___ Given records ___

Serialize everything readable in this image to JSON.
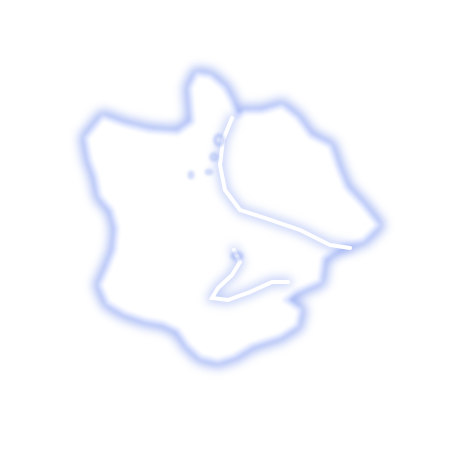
{
  "scene": {
    "subject": "glowing-blob-outline",
    "glow_color": "#8aa2f0",
    "core_color": "#dfe6ff",
    "fill_color": "#ffffff",
    "background_color": "#ffffff"
  }
}
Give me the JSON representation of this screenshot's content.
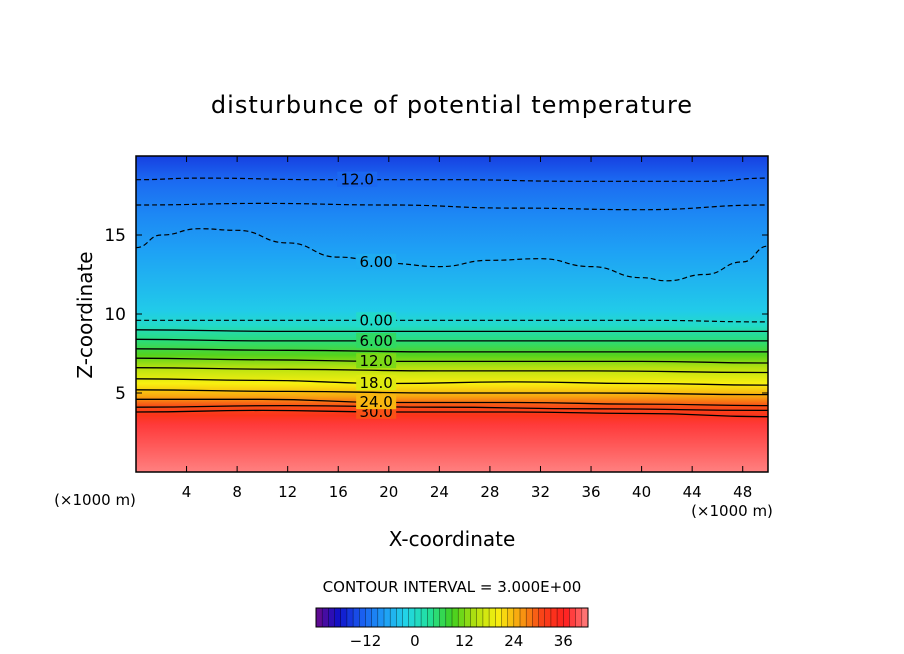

___

Exercise aim.
Your task is to return the entries above exactly, with no pictures.

The reply.
Serialize everything readable in this image to JSON.
{
  "scene": {
    "subject": "glowing-blob-outline",
    "glow_color": "#8aa2f0",
    "core_color": "#dfe6ff",
    "fill_color": "#ffffff",
    "background_color": "#ffffff"
  }
}
Give me the JSON representation of this screenshot's content.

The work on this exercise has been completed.